Transcribe each of the records below exactly, excluding all pictures.

[Stored data]
= = =

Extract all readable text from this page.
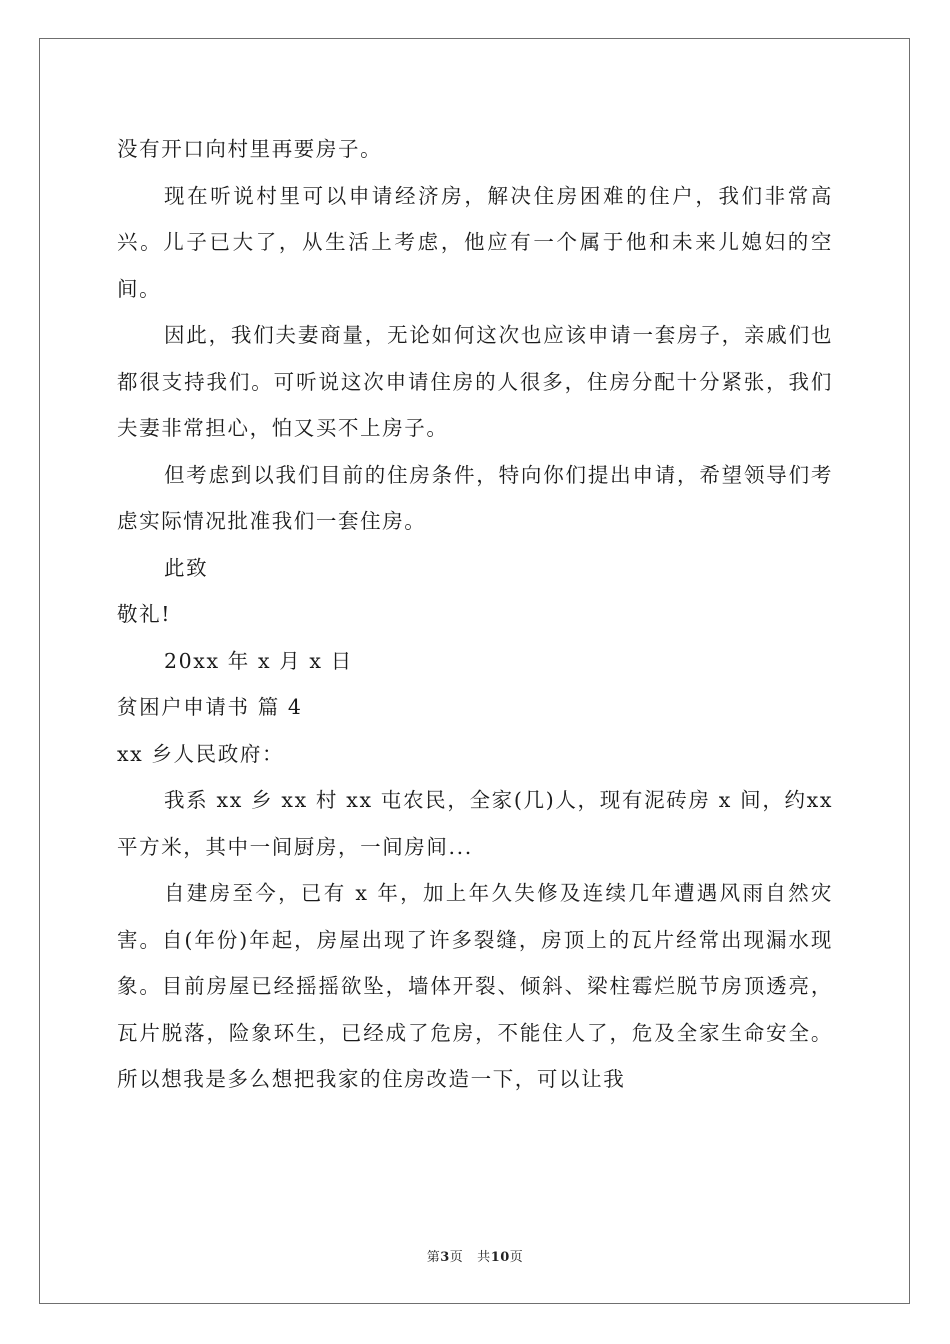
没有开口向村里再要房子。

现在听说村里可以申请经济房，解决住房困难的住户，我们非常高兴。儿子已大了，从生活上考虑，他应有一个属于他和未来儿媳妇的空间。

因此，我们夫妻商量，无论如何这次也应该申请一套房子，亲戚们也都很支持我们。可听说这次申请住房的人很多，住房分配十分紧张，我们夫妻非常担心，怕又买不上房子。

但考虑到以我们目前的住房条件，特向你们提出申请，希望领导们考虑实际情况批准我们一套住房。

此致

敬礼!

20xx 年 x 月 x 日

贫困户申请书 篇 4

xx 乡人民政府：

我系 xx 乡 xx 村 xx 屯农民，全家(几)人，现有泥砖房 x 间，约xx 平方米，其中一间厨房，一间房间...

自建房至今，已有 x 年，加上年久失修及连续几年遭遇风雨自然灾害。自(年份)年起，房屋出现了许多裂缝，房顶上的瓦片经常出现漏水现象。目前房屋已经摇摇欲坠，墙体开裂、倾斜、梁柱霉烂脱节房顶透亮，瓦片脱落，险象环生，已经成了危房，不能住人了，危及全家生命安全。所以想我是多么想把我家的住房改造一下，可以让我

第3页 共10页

= = =

Final result -
Extract all readable text from this page.
没有开口向村里再要房子。

现在听说村里可以申请经济房，解决住房困难的住户，我们非常高兴。儿子已大了，从生活上考虑，他应有一个属于他和未来儿媳妇的空间。

因此，我们夫妻商量，无论如何这次也应该申请一套房子，亲戚们也都很支持我们。可听说这次申请住房的人很多，住房分配十分紧张，我们夫妻非常担心，怕又买不上房子。

但考虑到以我们目前的住房条件，特向你们提出申请，希望领导们考虑实际情况批准我们一套住房。

此致

敬礼!

20xx 年 x 月 x 日

贫困户申请书 篇 4

xx 乡人民政府：

我系 xx 乡 xx 村 xx 屯农民，全家(几)人，现有泥砖房 x 间，约xx 平方米，其中一间厨房，一间房间...

自建房至今，已有 x 年，加上年久失修及连续几年遭遇风雨自然灾害。自(年份)年起，房屋出现了许多裂缝，房顶上的瓦片经常出现漏水现象。目前房屋已经摇摇欲坠，墙体开裂、倾斜、梁柱霉烂脱节房顶透亮，瓦片脱落，险象环生，已经成了危房，不能住人了，危及全家生命安全。所以想我是多么想把我家的住房改造一下，可以让我

第3页 共10页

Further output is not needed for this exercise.